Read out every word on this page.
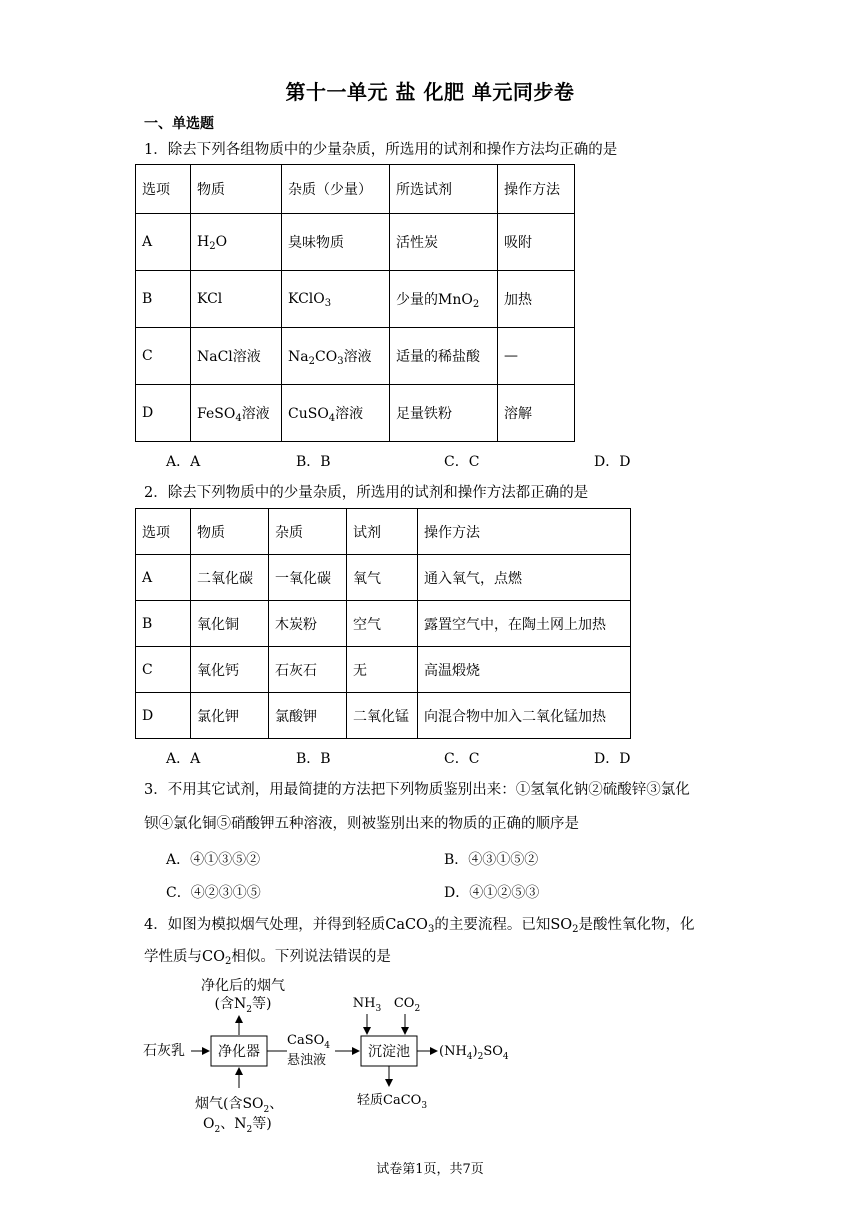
第十一单元 盐 化肥 单元同步卷
一、单选题
1．除去下列各组物质中的少量杂质，所选用的试剂和操作方法均正确的是
选项	物质	杂质（少量）	所选试剂	操作方法
A	$H_2O$	臭味物质	活性炭	吸附
B	KCl	KClO$_3$	少量的MnO$_2$	加热
C	NaCl溶液	$Na_2CO_3$溶液	适量的稀盐酸	—
D	FeSO$_4$溶液	CuSO$_4$溶液	足量铁粉	溶解
A．A	B．B	C．C	D．D
2．除去下列物质中的少量杂质，所选用的试剂和操作方法都正确的是
选项	物质	杂质	试剂	操作方法
A	二氧化碳	一氧化碳	氧气	通入氧气，点燃
B	氧化铜	木炭粉	空气	露置空气中，在陶土网上加热
C	氧化钙	石灰石	无	高温煅烧
D	氯化钾	氯酸钾	二氧化锰	向混合物中加入二氧化锰加热
A．A	B．B	C．C	D．D
3．不用其它试剂，用最简捷的方法把下列物质鉴别出来：①氢氧化钠②硫酸锌③氯化
钡④氯化铜⑤硝酸钾五种溶液，则被鉴别出来的物质的正确的顺序是
A．④①③⑤②	B．④③①⑤②
C．④②③①⑤	D．④①②⑤③
4．如图为模拟烟气处理，并得到轻质CaCO$_3$的主要流程。已知$SO_2$是酸性氧化物，化
学性质与$CO_2$相似。下列说法错误的是
净化后的烟气
(含$N_2$等)
石灰乳 净化器
CaSO$_4$
悬浊液
沉淀池
$NH_3$ $CO_2$
$(NH_4)_2SO_4$
轻质CaCO$_3$
烟气(含$SO_2$、
$O_2$、$N_2$等)
试卷第1页，共7页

- _Your goal_
Restate the whole of the material word for word without the pictures.

- _Exercise output_
Read out every word on this page.
第十一单元 盐 化肥 单元同步卷
一、单选题
1．除去下列各组物质中的少量杂质，所选用的试剂和操作方法均正确的是
选项	物质	杂质（少量）	所选试剂	操作方法
A	$H_2O$	臭味物质	活性炭	吸附
B	KCl	KClO$_3$	少量的MnO$_2$	加热
C	NaCl溶液	$Na_2CO_3$溶液	适量的稀盐酸	—
D	FeSO$_4$溶液	CuSO$_4$溶液	足量铁粉	溶解
A．A	B．B	C．C	D．D
2．除去下列物质中的少量杂质，所选用的试剂和操作方法都正确的是
选项	物质	杂质	试剂	操作方法
A	二氧化碳	一氧化碳	氧气	通入氧气，点燃
B	氧化铜	木炭粉	空气	露置空气中，在陶土网上加热
C	氧化钙	石灰石	无	高温煅烧
D	氯化钾	氯酸钾	二氧化锰	向混合物中加入二氧化锰加热
A．A	B．B	C．C	D．D
3．不用其它试剂，用最简捷的方法把下列物质鉴别出来：①氢氧化钠②硫酸锌③氯化
钡④氯化铜⑤硝酸钾五种溶液，则被鉴别出来的物质的正确的顺序是
A．④①③⑤②	B．④③①⑤②
C．④②③①⑤	D．④①②⑤③
4．如图为模拟烟气处理，并得到轻质CaCO$_3$的主要流程。已知$SO_2$是酸性氧化物，化
学性质与$CO_2$相似。下列说法错误的是
净化后的烟气
(含$N_2$等)
石灰乳 净化器
CaSO$_4$
悬浊液
沉淀池
$NH_3$ $CO_2$
$(NH_4)_2SO_4$
轻质CaCO$_3$
烟气(含$SO_2$、
$O_2$、$N_2$等)
试卷第1页，共7页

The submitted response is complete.